**Stored data entries**
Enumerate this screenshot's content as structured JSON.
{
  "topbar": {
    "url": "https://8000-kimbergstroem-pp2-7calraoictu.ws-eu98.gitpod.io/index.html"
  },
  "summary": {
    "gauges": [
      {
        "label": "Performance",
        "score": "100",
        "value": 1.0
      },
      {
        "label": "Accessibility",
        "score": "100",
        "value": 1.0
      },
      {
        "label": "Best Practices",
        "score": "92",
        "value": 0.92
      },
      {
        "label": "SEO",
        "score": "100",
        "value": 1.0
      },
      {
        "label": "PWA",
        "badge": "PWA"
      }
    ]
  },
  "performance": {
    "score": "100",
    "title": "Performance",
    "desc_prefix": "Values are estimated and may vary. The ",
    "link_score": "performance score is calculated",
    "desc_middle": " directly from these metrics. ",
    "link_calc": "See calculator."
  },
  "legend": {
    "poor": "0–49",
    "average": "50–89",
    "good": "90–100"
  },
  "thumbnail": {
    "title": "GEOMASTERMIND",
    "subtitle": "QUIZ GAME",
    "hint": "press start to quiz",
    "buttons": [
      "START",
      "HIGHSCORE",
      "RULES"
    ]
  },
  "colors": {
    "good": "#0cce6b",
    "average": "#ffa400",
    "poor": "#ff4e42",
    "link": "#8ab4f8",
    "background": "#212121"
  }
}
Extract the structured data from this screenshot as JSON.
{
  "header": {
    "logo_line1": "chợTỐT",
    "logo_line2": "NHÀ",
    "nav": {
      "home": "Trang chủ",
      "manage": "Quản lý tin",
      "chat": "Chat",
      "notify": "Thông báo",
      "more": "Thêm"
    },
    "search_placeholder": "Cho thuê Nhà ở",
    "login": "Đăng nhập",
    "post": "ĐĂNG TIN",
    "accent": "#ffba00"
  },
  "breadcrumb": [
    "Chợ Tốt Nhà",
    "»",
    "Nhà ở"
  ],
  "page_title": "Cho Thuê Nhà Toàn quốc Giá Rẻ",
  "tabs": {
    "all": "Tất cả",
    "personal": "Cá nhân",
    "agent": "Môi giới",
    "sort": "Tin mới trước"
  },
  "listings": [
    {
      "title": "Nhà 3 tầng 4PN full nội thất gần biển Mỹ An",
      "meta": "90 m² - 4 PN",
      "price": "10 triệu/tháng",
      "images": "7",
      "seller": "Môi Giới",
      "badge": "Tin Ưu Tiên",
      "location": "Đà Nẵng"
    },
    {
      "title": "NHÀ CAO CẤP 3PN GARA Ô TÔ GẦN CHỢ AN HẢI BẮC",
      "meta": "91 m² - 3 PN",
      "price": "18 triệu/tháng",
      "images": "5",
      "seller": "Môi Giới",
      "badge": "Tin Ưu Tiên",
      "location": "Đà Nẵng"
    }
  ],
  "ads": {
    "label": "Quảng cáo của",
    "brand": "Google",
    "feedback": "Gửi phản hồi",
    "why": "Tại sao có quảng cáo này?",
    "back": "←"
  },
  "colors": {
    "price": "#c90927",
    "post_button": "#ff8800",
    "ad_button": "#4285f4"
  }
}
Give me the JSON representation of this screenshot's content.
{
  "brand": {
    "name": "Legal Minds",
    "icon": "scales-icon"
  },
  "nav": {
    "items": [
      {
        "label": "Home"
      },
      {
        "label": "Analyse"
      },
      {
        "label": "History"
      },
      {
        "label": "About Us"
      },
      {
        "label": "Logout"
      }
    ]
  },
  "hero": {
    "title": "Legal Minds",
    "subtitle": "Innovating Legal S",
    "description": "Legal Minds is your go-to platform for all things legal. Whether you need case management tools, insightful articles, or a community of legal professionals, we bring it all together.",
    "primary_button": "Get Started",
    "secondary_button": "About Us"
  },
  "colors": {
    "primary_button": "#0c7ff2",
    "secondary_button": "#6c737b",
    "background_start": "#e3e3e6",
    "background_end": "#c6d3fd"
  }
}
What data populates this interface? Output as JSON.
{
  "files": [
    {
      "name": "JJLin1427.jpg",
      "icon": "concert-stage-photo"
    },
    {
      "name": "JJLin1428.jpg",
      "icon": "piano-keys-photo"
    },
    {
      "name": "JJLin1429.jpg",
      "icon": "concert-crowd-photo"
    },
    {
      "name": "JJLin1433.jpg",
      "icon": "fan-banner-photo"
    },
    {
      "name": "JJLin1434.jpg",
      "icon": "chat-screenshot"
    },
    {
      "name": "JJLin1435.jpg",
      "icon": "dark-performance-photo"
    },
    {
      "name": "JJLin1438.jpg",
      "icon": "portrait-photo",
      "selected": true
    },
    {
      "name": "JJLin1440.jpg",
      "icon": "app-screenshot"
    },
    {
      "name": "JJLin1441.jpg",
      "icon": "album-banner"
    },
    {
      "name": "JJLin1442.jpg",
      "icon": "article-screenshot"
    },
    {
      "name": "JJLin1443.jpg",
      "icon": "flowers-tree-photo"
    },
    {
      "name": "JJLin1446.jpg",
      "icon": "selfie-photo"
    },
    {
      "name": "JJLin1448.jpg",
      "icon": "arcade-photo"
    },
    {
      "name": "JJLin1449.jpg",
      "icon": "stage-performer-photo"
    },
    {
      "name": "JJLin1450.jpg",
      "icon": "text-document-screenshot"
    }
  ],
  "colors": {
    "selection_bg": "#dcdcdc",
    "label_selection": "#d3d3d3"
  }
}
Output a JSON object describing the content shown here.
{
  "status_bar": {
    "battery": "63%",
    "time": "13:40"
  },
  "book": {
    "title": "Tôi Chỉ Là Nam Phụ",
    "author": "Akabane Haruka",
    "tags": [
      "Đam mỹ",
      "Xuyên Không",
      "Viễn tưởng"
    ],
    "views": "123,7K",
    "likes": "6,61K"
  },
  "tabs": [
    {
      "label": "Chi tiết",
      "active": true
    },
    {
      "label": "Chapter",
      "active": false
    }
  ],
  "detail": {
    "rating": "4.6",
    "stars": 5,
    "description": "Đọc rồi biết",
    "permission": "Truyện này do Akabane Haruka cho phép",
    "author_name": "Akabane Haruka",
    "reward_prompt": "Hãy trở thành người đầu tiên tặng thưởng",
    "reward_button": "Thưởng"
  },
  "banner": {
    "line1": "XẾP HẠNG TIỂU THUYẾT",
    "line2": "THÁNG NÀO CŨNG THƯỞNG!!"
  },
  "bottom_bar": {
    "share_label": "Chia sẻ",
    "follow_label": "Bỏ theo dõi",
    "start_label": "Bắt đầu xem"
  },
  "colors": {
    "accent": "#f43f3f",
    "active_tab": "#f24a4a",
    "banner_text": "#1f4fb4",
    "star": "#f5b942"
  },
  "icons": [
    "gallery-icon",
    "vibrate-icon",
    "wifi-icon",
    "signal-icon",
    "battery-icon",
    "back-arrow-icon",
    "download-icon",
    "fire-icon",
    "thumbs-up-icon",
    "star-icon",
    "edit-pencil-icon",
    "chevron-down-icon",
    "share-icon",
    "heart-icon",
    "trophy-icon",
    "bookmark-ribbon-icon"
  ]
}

**Requirement**
Reproduce each record exactly as it appears.

**Reply to the task**
Enumerate this screenshot's content as structured JSON.
{
  "topbar": {
    "url": "https://8000-kimbergstroem-pp2-7calraoictu.ws-eu98.gitpod.io/index.html"
  },
  "summary": {
    "gauges": [
      {
        "label": "Performance",
        "score": "100",
        "value": 1.0
      },
      {
        "label": "Accessibility",
        "score": "100",
        "value": 1.0
      },
      {
        "label": "Best Practices",
        "score": "92",
        "value": 0.92
      },
      {
        "label": "SEO",
        "score": "100",
        "value": 1.0
      },
      {
        "label": "PWA",
        "badge": "PWA"
      }
    ]
  },
  "performance": {
    "score": "100",
    "title": "Performance",
    "desc_prefix": "Values are estimated and may vary. The ",
    "link_score": "performance score is calculated",
    "desc_middle": " directly from these metrics. ",
    "link_calc": "See calculator."
  },
  "legend": {
    "poor": "0–49",
    "average": "50–89",
    "good": "90–100"
  },
  "thumbnail": {
    "title": "GEOMASTERMIND",
    "subtitle": "QUIZ GAME",
    "hint": "press start to quiz",
    "buttons": [
      "START",
      "HIGHSCORE",
      "RULES"
    ]
  },
  "colors": {
    "good": "#0cce6b",
    "average": "#ffa400",
    "poor": "#ff4e42",
    "link": "#8ab4f8",
    "background": "#212121"
  }
}
Extract the structured data from this screenshot as JSON.
{
  "header": {
    "logo_line1": "chợTỐT",
    "logo_line2": "NHÀ",
    "nav": {
      "home": "Trang chủ",
      "manage": "Quản lý tin",
      "chat": "Chat",
      "notify": "Thông báo",
      "more": "Thêm"
    },
    "search_placeholder": "Cho thuê Nhà ở",
    "login": "Đăng nhập",
    "post": "ĐĂNG TIN",
    "accent": "#ffba00"
  },
  "breadcrumb": [
    "Chợ Tốt Nhà",
    "»",
    "Nhà ở"
  ],
  "page_title": "Cho Thuê Nhà Toàn quốc Giá Rẻ",
  "tabs": {
    "all": "Tất cả",
    "personal": "Cá nhân",
    "agent": "Môi giới",
    "sort": "Tin mới trước"
  },
  "listings": [
    {
      "title": "Nhà 3 tầng 4PN full nội thất gần biển Mỹ An",
      "meta": "90 m² - 4 PN",
      "price": "10 triệu/tháng",
      "images": "7",
      "seller": "Môi Giới",
      "badge": "Tin Ưu Tiên",
      "location": "Đà Nẵng"
    },
    {
      "title": "NHÀ CAO CẤP 3PN GARA Ô TÔ GẦN CHỢ AN HẢI BẮC",
      "meta": "91 m² - 3 PN",
      "price": "18 triệu/tháng",
      "images": "5",
      "seller": "Môi Giới",
      "badge": "Tin Ưu Tiên",
      "location": "Đà Nẵng"
    }
  ],
  "ads": {
    "label": "Quảng cáo của",
    "brand": "Google",
    "feedback": "Gửi phản hồi",
    "why": "Tại sao có quảng cáo này?",
    "back": "←"
  },
  "colors": {
    "price": "#c90927",
    "post_button": "#ff8800",
    "ad_button": "#4285f4"
  }
}
Give me the JSON representation of this screenshot's content.
{
  "brand": {
    "name": "Legal Minds",
    "icon": "scales-icon"
  },
  "nav": {
    "items": [
      {
        "label": "Home"
      },
      {
        "label": "Analyse"
      },
      {
        "label": "History"
      },
      {
        "label": "About Us"
      },
      {
        "label": "Logout"
      }
    ]
  },
  "hero": {
    "title": "Legal Minds",
    "subtitle": "Innovating Legal S",
    "description": "Legal Minds is your go-to platform for all things legal. Whether you need case management tools, insightful articles, or a community of legal professionals, we bring it all together.",
    "primary_button": "Get Started",
    "secondary_button": "About Us"
  },
  "colors": {
    "primary_button": "#0c7ff2",
    "secondary_button": "#6c737b",
    "background_start": "#e3e3e6",
    "background_end": "#c6d3fd"
  }
}
What data populates this interface? Output as JSON.
{
  "files": [
    {
      "name": "JJLin1427.jpg",
      "icon": "concert-stage-photo"
    },
    {
      "name": "JJLin1428.jpg",
      "icon": "piano-keys-photo"
    },
    {
      "name": "JJLin1429.jpg",
      "icon": "concert-crowd-photo"
    },
    {
      "name": "JJLin1433.jpg",
      "icon": "fan-banner-photo"
    },
    {
      "name": "JJLin1434.jpg",
      "icon": "chat-screenshot"
    },
    {
      "name": "JJLin1435.jpg",
      "icon": "dark-performance-photo"
    },
    {
      "name": "JJLin1438.jpg",
      "icon": "portrait-photo",
      "selected": true
    },
    {
      "name": "JJLin1440.jpg",
      "icon": "app-screenshot"
    },
    {
      "name": "JJLin1441.jpg",
      "icon": "album-banner"
    },
    {
      "name": "JJLin1442.jpg",
      "icon": "article-screenshot"
    },
    {
      "name": "JJLin1443.jpg",
      "icon": "flowers-tree-photo"
    },
    {
      "name": "JJLin1446.jpg",
      "icon": "selfie-photo"
    },
    {
      "name": "JJLin1448.jpg",
      "icon": "arcade-photo"
    },
    {
      "name": "JJLin1449.jpg",
      "icon": "stage-performer-photo"
    },
    {
      "name": "JJLin1450.jpg",
      "icon": "text-document-screenshot"
    }
  ],
  "colors": {
    "selection_bg": "#dcdcdc",
    "label_selection": "#d3d3d3"
  }
}
Output a JSON object describing the content shown here.
{
  "status_bar": {
    "battery": "63%",
    "time": "13:40"
  },
  "book": {
    "title": "Tôi Chỉ Là Nam Phụ",
    "author": "Akabane Haruka",
    "tags": [
      "Đam mỹ",
      "Xuyên Không",
      "Viễn tưởng"
    ],
    "views": "123,7K",
    "likes": "6,61K"
  },
  "tabs": [
    {
      "label": "Chi tiết",
      "active": true
    },
    {
      "label": "Chapter",
      "active": false
    }
  ],
  "detail": {
    "rating": "4.6",
    "stars": 5,
    "description": "Đọc rồi biết",
    "permission": "Truyện này do Akabane Haruka cho phép",
    "author_name": "Akabane Haruka",
    "reward_prompt": "Hãy trở thành người đầu tiên tặng thưởng",
    "reward_button": "Thưởng"
  },
  "banner": {
    "line1": "XẾP HẠNG TIỂU THUYẾT",
    "line2": "THÁNG NÀO CŨNG THƯỞNG!!"
  },
  "bottom_bar": {
    "share_label": "Chia sẻ",
    "follow_label": "Bỏ theo dõi",
    "start_label": "Bắt đầu xem"
  },
  "colors": {
    "accent": "#f43f3f",
    "active_tab": "#f24a4a",
    "banner_text": "#1f4fb4",
    "star": "#f5b942"
  },
  "icons": [
    "gallery-icon",
    "vibrate-icon",
    "wifi-icon",
    "signal-icon",
    "battery-icon",
    "back-arrow-icon",
    "download-icon",
    "fire-icon",
    "thumbs-up-icon",
    "star-icon",
    "edit-pencil-icon",
    "chevron-down-icon",
    "share-icon",
    "heart-icon",
    "trophy-icon",
    "bookmark-ribbon-icon"
  ]
}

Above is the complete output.